- **STATED GOAL**
Quote every line as written. Omit pictures.

- **EXERCISE INPUTS**
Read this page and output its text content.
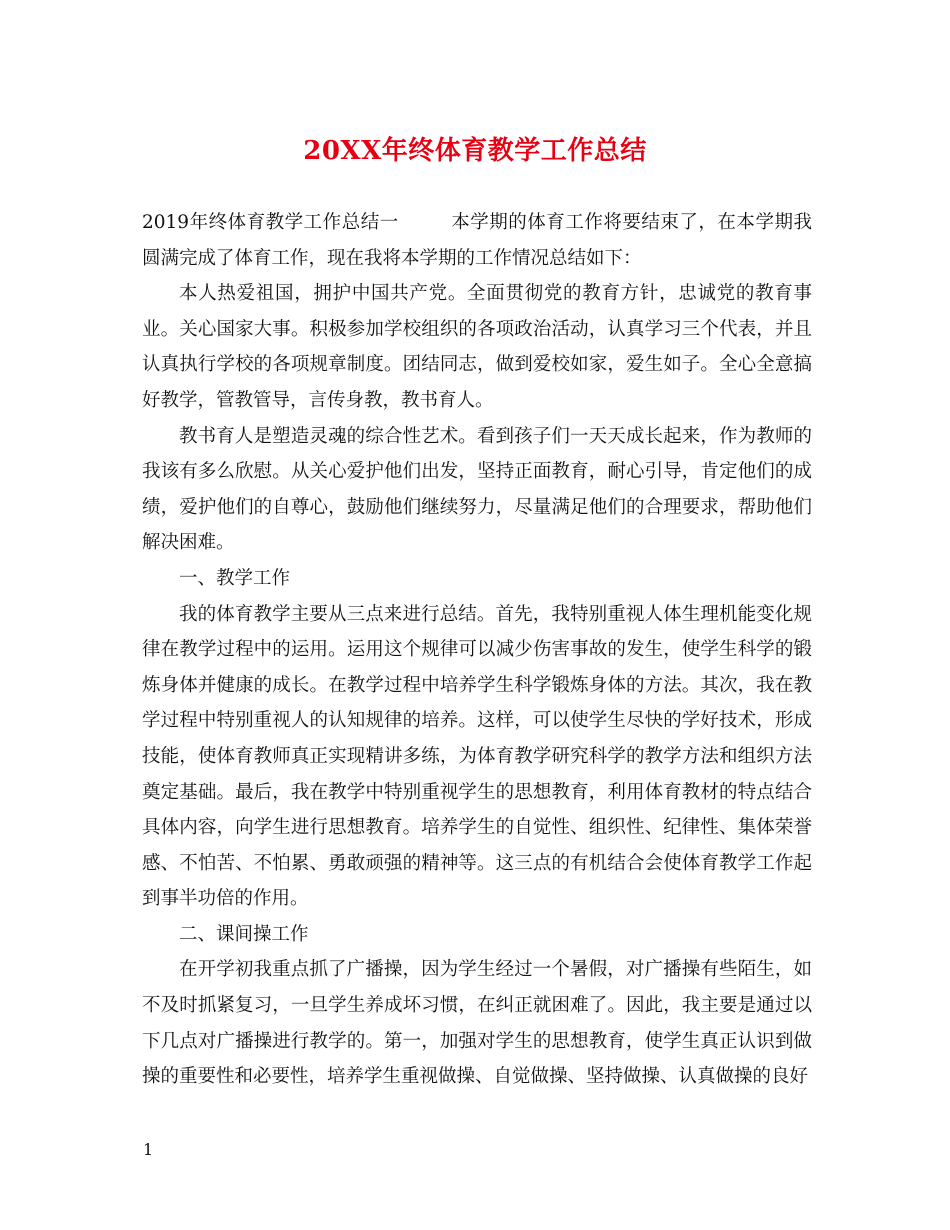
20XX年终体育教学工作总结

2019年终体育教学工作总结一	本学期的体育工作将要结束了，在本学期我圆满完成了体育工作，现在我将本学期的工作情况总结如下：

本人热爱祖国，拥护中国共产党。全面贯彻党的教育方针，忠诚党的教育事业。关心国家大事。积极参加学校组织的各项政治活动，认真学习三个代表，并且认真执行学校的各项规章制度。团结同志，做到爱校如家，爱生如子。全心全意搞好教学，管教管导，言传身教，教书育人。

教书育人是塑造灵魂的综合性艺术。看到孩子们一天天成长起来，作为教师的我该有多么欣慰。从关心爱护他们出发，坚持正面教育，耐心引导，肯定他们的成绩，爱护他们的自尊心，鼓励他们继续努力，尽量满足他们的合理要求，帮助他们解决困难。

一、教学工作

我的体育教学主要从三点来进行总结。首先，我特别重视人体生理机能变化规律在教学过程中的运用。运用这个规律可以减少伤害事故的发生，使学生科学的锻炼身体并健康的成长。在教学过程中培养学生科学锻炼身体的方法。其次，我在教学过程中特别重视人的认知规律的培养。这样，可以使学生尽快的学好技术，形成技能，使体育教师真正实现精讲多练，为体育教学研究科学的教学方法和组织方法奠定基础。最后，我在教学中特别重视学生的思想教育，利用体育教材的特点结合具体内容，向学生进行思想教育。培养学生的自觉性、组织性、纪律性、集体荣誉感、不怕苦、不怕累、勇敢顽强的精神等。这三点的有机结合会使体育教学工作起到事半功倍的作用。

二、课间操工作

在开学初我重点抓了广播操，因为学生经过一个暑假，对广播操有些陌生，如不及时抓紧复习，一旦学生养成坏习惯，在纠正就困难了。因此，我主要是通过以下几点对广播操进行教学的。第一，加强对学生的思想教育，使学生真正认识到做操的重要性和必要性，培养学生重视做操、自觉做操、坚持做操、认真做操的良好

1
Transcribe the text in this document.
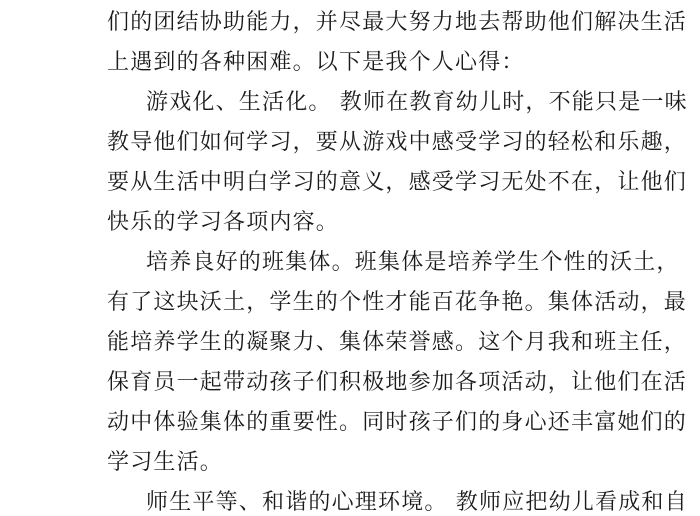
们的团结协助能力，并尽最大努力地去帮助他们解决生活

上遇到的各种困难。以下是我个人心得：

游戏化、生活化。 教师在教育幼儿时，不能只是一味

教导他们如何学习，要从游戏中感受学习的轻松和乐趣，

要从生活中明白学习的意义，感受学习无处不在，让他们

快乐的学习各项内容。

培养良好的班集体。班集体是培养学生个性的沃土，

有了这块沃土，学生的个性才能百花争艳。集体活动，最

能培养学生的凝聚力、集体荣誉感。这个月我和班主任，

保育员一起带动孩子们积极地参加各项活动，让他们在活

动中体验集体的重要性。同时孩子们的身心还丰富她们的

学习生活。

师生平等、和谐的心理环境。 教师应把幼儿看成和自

- **RIGHT ANSWER**
Read this page and output its text content.
20XX年终体育教学工作总结

2019年终体育教学工作总结一	本学期的体育工作将要结束了，在本学期我圆满完成了体育工作，现在我将本学期的工作情况总结如下：

本人热爱祖国，拥护中国共产党。全面贯彻党的教育方针，忠诚党的教育事业。关心国家大事。积极参加学校组织的各项政治活动，认真学习三个代表，并且认真执行学校的各项规章制度。团结同志，做到爱校如家，爱生如子。全心全意搞好教学，管教管导，言传身教，教书育人。

教书育人是塑造灵魂的综合性艺术。看到孩子们一天天成长起来，作为教师的我该有多么欣慰。从关心爱护他们出发，坚持正面教育，耐心引导，肯定他们的成绩，爱护他们的自尊心，鼓励他们继续努力，尽量满足他们的合理要求，帮助他们解决困难。

一、教学工作

我的体育教学主要从三点来进行总结。首先，我特别重视人体生理机能变化规律在教学过程中的运用。运用这个规律可以减少伤害事故的发生，使学生科学的锻炼身体并健康的成长。在教学过程中培养学生科学锻炼身体的方法。其次，我在教学过程中特别重视人的认知规律的培养。这样，可以使学生尽快的学好技术，形成技能，使体育教师真正实现精讲多练，为体育教学研究科学的教学方法和组织方法奠定基础。最后，我在教学中特别重视学生的思想教育，利用体育教材的特点结合具体内容，向学生进行思想教育。培养学生的自觉性、组织性、纪律性、集体荣誉感、不怕苦、不怕累、勇敢顽强的精神等。这三点的有机结合会使体育教学工作起到事半功倍的作用。

二、课间操工作

在开学初我重点抓了广播操，因为学生经过一个暑假，对广播操有些陌生，如不及时抓紧复习，一旦学生养成坏习惯，在纠正就困难了。因此，我主要是通过以下几点对广播操进行教学的。第一，加强对学生的思想教育，使学生真正认识到做操的重要性和必要性，培养学生重视做操、自觉做操、坚持做操、认真做操的良好

1
Transcribe the text in this document.
们的团结协助能力，并尽最大努力地去帮助他们解决生活

上遇到的各种困难。以下是我个人心得：

游戏化、生活化。 教师在教育幼儿时，不能只是一味

教导他们如何学习，要从游戏中感受学习的轻松和乐趣，

要从生活中明白学习的意义，感受学习无处不在，让他们

快乐的学习各项内容。

培养良好的班集体。班集体是培养学生个性的沃土，

有了这块沃土，学生的个性才能百花争艳。集体活动，最

能培养学生的凝聚力、集体荣誉感。这个月我和班主任，

保育员一起带动孩子们积极地参加各项活动，让他们在活

动中体验集体的重要性。同时孩子们的身心还丰富她们的

学习生活。

师生平等、和谐的心理环境。 教师应把幼儿看成和自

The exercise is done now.